State the number of lines that contain "date", with no other text.

── Input data ──

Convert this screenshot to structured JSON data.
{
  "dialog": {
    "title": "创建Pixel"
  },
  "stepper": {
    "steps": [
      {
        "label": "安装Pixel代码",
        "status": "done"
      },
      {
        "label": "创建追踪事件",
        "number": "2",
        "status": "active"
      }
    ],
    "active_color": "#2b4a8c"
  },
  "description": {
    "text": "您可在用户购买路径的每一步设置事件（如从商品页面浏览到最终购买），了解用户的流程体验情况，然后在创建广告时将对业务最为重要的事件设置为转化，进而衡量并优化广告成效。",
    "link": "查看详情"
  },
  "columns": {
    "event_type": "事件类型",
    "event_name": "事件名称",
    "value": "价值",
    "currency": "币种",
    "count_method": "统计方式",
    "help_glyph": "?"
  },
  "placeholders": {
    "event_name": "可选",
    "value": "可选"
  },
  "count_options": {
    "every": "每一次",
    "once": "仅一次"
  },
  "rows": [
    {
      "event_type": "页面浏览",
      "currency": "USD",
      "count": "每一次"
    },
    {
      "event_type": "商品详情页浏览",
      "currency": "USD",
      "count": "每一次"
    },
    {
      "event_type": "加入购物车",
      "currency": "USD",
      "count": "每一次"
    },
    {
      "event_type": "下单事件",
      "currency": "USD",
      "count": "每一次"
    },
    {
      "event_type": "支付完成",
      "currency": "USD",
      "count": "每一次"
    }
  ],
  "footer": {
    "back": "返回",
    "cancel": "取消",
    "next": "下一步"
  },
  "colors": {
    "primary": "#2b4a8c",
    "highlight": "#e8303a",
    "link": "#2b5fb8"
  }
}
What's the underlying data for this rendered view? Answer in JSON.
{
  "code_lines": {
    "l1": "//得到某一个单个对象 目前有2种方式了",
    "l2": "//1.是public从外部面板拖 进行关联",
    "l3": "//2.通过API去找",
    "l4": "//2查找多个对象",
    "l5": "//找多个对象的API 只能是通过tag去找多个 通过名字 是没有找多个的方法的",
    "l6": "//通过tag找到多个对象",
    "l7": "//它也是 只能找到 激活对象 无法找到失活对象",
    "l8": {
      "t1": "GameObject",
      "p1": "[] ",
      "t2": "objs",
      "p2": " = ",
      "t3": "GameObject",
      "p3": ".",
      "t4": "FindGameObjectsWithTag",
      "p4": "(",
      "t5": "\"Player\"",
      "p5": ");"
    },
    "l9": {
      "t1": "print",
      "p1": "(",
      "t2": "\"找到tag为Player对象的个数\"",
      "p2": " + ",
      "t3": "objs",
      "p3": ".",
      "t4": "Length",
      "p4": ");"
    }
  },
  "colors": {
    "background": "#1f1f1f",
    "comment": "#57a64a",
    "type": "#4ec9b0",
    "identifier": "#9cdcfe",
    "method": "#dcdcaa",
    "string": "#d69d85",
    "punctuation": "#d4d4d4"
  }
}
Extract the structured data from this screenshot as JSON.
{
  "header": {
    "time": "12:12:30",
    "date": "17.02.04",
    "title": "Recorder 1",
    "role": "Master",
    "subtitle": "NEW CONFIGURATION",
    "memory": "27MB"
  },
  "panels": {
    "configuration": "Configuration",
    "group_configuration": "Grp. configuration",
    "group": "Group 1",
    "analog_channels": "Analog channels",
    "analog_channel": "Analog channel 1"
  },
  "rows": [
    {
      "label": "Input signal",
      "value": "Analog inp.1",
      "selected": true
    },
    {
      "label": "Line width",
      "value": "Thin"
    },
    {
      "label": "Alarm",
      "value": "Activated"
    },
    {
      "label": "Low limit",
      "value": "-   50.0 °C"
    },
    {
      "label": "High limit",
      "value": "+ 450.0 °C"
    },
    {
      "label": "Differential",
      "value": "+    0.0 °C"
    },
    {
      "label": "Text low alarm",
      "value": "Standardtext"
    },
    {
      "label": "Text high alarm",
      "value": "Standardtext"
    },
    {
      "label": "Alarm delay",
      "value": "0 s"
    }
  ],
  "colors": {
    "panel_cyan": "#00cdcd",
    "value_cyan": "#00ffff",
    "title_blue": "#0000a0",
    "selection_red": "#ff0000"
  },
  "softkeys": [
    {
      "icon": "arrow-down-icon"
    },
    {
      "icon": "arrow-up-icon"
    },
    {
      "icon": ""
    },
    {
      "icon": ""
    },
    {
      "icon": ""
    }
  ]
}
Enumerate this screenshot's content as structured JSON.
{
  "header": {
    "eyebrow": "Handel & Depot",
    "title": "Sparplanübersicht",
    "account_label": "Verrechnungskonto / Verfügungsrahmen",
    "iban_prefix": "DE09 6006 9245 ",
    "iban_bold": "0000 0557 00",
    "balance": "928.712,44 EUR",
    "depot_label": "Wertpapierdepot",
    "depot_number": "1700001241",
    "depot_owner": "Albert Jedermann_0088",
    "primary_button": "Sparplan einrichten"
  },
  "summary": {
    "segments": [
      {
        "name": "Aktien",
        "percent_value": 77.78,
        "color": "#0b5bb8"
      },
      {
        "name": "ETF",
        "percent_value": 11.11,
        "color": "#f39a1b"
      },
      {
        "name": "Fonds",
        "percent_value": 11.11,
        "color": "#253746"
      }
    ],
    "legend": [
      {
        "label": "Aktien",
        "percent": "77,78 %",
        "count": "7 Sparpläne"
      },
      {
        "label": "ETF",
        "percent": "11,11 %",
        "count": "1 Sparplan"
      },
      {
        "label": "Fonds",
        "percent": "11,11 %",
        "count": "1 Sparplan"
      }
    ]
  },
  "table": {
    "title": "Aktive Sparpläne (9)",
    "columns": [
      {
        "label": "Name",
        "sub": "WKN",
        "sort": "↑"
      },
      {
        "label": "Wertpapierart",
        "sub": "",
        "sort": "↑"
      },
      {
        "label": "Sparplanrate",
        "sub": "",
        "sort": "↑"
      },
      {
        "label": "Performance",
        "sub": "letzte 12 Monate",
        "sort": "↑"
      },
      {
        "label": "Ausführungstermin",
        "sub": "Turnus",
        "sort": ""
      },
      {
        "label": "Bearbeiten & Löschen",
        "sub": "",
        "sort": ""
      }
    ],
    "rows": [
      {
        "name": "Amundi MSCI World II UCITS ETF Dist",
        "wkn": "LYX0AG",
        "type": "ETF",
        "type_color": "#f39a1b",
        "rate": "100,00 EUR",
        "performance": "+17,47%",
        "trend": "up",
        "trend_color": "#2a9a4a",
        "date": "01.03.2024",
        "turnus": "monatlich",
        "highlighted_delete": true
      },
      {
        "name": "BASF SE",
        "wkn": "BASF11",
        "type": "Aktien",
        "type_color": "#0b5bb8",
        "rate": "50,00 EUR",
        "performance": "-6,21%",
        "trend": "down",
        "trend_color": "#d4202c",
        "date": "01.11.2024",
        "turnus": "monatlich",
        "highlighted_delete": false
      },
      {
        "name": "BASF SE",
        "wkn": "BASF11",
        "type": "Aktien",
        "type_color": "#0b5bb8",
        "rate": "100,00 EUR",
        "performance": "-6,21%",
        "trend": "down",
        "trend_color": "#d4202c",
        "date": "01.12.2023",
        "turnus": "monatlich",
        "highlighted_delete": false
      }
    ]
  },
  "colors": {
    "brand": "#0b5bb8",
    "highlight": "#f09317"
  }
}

───

▶ **Correct response**: 4